RECORDS FOR THE TASK |

══════════

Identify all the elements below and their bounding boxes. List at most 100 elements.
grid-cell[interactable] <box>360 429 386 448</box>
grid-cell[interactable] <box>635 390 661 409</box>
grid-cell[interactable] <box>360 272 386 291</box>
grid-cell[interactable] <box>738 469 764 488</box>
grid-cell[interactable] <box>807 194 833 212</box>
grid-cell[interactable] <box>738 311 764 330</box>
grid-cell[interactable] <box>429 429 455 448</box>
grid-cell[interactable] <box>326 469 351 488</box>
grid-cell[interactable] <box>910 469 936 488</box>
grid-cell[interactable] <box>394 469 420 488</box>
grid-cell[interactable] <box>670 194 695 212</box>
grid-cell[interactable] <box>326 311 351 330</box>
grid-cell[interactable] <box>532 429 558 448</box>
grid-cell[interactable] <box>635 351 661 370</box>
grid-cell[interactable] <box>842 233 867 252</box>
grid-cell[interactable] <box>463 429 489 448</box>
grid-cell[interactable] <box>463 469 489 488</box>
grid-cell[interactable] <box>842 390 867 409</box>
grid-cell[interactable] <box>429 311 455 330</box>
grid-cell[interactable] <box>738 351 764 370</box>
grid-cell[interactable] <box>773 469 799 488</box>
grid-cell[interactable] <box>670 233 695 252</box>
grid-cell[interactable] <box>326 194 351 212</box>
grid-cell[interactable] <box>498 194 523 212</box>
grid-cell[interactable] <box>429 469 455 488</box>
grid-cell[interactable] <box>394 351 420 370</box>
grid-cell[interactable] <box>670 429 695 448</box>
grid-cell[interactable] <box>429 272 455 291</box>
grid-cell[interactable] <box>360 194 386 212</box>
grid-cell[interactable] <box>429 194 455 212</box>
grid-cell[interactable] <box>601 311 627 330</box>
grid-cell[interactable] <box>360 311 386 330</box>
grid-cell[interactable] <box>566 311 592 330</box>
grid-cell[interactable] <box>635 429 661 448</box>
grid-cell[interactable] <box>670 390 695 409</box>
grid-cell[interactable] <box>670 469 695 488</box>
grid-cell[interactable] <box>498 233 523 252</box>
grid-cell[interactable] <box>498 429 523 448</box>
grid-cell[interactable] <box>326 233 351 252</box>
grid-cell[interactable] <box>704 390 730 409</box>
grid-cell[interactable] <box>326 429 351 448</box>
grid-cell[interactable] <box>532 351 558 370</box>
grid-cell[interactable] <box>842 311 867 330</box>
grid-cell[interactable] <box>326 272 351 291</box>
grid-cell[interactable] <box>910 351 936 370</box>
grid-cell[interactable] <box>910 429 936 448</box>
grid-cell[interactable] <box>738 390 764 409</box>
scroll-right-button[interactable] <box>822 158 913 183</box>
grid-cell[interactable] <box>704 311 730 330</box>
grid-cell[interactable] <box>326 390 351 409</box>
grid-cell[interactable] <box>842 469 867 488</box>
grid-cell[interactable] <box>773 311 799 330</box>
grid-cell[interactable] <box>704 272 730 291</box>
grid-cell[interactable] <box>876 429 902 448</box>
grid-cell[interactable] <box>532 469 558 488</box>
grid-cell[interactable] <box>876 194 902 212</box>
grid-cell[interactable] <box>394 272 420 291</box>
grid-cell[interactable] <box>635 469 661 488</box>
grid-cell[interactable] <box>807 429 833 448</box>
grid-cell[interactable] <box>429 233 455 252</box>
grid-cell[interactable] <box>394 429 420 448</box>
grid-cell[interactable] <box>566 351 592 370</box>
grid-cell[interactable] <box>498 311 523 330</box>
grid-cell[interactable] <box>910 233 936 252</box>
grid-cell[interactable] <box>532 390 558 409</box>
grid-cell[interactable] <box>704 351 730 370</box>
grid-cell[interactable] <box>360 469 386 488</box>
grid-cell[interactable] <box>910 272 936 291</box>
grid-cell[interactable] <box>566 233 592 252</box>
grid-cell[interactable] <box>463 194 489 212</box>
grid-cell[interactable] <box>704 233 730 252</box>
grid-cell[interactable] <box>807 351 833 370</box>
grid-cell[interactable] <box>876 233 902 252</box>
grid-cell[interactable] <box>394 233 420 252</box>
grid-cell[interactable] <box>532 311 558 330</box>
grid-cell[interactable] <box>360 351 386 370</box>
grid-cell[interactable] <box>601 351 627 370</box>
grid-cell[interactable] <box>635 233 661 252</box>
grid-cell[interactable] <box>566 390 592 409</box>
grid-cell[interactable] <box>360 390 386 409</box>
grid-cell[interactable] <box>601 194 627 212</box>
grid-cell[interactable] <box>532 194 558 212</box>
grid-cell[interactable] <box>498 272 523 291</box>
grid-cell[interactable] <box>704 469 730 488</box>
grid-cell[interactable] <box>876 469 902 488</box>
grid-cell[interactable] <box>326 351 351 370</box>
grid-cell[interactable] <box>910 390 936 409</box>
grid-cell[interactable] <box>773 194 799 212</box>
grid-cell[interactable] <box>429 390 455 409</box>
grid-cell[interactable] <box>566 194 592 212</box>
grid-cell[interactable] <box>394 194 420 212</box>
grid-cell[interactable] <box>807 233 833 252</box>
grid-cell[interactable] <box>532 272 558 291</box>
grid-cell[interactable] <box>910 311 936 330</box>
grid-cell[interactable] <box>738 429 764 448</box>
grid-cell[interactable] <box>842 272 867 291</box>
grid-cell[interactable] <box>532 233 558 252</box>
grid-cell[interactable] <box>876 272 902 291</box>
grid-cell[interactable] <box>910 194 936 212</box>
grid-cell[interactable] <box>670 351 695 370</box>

══════════

WHAT YOU ARE ASKED TO DO | Pull out every line of the listing above that contains the word "their".

OUTPUT |
Identify all the elements below and their bounding boxes. List at most 100 elements.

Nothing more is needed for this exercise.